--- BEGIN Exercise materials ---

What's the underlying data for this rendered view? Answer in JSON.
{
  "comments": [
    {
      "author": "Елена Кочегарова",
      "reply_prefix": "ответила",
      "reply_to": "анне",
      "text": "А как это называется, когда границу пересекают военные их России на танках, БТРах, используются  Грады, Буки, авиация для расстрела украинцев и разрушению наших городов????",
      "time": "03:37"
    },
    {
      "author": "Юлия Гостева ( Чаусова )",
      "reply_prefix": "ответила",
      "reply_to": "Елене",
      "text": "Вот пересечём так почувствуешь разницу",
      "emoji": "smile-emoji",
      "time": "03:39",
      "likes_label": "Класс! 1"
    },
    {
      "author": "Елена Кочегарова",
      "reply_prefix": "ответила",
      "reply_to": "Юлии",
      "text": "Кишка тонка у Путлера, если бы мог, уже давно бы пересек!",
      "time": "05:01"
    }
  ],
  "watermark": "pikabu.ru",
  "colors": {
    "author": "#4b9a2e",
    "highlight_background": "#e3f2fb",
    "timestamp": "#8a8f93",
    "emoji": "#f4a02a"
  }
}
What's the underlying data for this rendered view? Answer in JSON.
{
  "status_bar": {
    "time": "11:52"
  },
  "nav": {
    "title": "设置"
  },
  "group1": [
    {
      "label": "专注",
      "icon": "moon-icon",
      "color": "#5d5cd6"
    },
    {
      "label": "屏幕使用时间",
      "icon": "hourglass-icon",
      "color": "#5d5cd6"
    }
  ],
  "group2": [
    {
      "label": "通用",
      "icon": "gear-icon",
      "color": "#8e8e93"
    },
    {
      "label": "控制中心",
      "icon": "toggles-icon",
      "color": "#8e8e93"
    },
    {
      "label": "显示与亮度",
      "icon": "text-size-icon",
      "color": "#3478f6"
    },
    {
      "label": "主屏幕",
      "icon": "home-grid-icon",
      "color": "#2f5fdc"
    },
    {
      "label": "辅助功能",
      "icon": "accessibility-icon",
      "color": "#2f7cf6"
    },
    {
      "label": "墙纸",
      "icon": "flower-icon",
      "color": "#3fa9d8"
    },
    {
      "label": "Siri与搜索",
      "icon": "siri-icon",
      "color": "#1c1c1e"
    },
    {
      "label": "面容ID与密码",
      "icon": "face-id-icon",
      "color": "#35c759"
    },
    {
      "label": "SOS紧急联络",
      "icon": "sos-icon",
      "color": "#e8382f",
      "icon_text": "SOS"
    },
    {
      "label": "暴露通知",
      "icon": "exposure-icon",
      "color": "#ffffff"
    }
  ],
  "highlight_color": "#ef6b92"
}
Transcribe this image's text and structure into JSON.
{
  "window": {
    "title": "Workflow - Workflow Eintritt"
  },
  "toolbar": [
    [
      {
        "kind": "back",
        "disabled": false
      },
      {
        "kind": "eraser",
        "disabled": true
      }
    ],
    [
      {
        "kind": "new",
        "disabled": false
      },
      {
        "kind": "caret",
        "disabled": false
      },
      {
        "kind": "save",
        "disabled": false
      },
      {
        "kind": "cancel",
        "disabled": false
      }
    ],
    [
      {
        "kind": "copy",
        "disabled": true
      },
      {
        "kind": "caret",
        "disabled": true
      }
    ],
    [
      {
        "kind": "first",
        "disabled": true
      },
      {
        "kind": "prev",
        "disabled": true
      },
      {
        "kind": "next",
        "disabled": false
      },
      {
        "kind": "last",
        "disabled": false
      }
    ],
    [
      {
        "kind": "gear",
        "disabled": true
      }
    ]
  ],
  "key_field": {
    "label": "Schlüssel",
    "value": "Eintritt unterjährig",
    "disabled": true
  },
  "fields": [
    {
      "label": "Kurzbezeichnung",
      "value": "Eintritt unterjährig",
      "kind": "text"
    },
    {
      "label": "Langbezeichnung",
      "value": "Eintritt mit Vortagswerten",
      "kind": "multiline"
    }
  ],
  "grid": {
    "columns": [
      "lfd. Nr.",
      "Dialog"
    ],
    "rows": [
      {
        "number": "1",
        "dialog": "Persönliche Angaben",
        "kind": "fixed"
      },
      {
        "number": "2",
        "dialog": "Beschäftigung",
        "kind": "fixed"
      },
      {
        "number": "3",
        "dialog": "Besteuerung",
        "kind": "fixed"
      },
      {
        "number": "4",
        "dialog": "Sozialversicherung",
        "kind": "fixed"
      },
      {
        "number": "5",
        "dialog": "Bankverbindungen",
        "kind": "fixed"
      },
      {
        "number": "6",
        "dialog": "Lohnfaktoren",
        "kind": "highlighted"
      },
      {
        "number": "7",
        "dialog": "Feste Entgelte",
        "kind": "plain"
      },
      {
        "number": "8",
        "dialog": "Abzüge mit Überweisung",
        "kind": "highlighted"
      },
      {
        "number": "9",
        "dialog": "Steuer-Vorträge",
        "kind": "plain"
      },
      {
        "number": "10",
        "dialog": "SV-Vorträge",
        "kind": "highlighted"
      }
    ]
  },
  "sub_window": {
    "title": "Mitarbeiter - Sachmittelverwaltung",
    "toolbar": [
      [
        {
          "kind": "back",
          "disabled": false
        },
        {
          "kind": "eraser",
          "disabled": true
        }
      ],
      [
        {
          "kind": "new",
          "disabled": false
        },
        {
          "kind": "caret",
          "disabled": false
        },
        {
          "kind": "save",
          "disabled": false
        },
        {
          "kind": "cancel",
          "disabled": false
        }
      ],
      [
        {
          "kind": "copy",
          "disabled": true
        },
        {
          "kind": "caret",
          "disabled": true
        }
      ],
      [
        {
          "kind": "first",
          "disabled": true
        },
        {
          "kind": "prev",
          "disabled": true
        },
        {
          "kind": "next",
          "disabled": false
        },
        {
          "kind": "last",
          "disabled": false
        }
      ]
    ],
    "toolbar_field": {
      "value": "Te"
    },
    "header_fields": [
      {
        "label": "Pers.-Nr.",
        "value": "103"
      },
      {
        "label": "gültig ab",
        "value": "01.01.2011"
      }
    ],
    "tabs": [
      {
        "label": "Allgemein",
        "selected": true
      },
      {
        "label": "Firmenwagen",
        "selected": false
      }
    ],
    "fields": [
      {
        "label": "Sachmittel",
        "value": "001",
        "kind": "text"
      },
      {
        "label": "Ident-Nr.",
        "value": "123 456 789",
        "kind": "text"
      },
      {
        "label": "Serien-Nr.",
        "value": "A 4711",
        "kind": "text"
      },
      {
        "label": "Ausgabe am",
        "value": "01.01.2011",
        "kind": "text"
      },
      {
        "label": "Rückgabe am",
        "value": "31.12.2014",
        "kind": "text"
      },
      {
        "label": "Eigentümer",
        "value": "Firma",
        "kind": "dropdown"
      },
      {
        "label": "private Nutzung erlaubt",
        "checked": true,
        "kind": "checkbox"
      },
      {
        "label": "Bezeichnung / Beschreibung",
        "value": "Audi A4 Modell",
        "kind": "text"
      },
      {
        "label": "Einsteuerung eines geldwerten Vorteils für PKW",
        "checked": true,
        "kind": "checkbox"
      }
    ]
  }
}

--- END Exercise materials ---

* _Your objective_
Filter the records above and return every line that holds the word "number".

* _The result_
        "number": "1",
        "number": "2",
        "number": "3",
        "number": "4",
        "number": "5",
        "number": "6",
        "number": "7",
        "number": "8",
        "number": "9",
        "number": "10",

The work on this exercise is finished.